Material for the task =
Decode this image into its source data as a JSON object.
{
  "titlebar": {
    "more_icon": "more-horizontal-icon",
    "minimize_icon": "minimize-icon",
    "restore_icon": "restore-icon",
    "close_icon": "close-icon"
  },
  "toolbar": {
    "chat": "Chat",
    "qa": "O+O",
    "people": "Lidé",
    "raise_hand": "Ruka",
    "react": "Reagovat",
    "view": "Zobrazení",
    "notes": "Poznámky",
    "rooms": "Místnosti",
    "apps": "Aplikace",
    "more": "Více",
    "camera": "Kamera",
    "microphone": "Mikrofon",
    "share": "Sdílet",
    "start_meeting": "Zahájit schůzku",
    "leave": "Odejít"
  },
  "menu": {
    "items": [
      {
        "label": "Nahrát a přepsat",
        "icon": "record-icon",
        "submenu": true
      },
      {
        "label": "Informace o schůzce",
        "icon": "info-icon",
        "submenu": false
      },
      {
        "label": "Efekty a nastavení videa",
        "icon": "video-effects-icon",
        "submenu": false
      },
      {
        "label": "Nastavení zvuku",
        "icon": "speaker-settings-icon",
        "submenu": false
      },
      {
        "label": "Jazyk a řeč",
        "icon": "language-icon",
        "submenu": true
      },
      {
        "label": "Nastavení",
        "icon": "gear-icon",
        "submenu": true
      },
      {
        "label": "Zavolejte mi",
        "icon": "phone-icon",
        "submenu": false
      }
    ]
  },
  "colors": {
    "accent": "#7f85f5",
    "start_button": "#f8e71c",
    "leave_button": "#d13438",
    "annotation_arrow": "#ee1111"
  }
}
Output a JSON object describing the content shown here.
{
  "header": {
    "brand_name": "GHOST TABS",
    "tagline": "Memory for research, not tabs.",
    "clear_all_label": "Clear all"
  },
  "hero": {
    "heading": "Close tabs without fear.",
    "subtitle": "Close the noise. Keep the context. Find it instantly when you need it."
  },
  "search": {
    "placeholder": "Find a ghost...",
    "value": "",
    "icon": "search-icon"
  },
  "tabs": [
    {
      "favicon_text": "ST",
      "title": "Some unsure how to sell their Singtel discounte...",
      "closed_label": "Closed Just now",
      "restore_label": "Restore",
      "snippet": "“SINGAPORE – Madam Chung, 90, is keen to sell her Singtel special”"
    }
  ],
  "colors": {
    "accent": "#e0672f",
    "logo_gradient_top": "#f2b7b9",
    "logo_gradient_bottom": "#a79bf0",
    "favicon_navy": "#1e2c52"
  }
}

Task =
Quote all the records exactly, please, leaving none out.

Response for this exercise =
Decode this image into its source data as a JSON object.
{
  "titlebar": {
    "more_icon": "more-horizontal-icon",
    "minimize_icon": "minimize-icon",
    "restore_icon": "restore-icon",
    "close_icon": "close-icon"
  },
  "toolbar": {
    "chat": "Chat",
    "qa": "O+O",
    "people": "Lidé",
    "raise_hand": "Ruka",
    "react": "Reagovat",
    "view": "Zobrazení",
    "notes": "Poznámky",
    "rooms": "Místnosti",
    "apps": "Aplikace",
    "more": "Více",
    "camera": "Kamera",
    "microphone": "Mikrofon",
    "share": "Sdílet",
    "start_meeting": "Zahájit schůzku",
    "leave": "Odejít"
  },
  "menu": {
    "items": [
      {
        "label": "Nahrát a přepsat",
        "icon": "record-icon",
        "submenu": true
      },
      {
        "label": "Informace o schůzce",
        "icon": "info-icon",
        "submenu": false
      },
      {
        "label": "Efekty a nastavení videa",
        "icon": "video-effects-icon",
        "submenu": false
      },
      {
        "label": "Nastavení zvuku",
        "icon": "speaker-settings-icon",
        "submenu": false
      },
      {
        "label": "Jazyk a řeč",
        "icon": "language-icon",
        "submenu": true
      },
      {
        "label": "Nastavení",
        "icon": "gear-icon",
        "submenu": true
      },
      {
        "label": "Zavolejte mi",
        "icon": "phone-icon",
        "submenu": false
      }
    ]
  },
  "colors": {
    "accent": "#7f85f5",
    "start_button": "#f8e71c",
    "leave_button": "#d13438",
    "annotation_arrow": "#ee1111"
  }
}
Output a JSON object describing the content shown here.
{
  "header": {
    "brand_name": "GHOST TABS",
    "tagline": "Memory for research, not tabs.",
    "clear_all_label": "Clear all"
  },
  "hero": {
    "heading": "Close tabs without fear.",
    "subtitle": "Close the noise. Keep the context. Find it instantly when you need it."
  },
  "search": {
    "placeholder": "Find a ghost...",
    "value": "",
    "icon": "search-icon"
  },
  "tabs": [
    {
      "favicon_text": "ST",
      "title": "Some unsure how to sell their Singtel discounte...",
      "closed_label": "Closed Just now",
      "restore_label": "Restore",
      "snippet": "“SINGAPORE – Madam Chung, 90, is keen to sell her Singtel special”"
    }
  ],
  "colors": {
    "accent": "#e0672f",
    "logo_gradient_top": "#f2b7b9",
    "logo_gradient_bottom": "#a79bf0",
    "favicon_navy": "#1e2c52"
  }
}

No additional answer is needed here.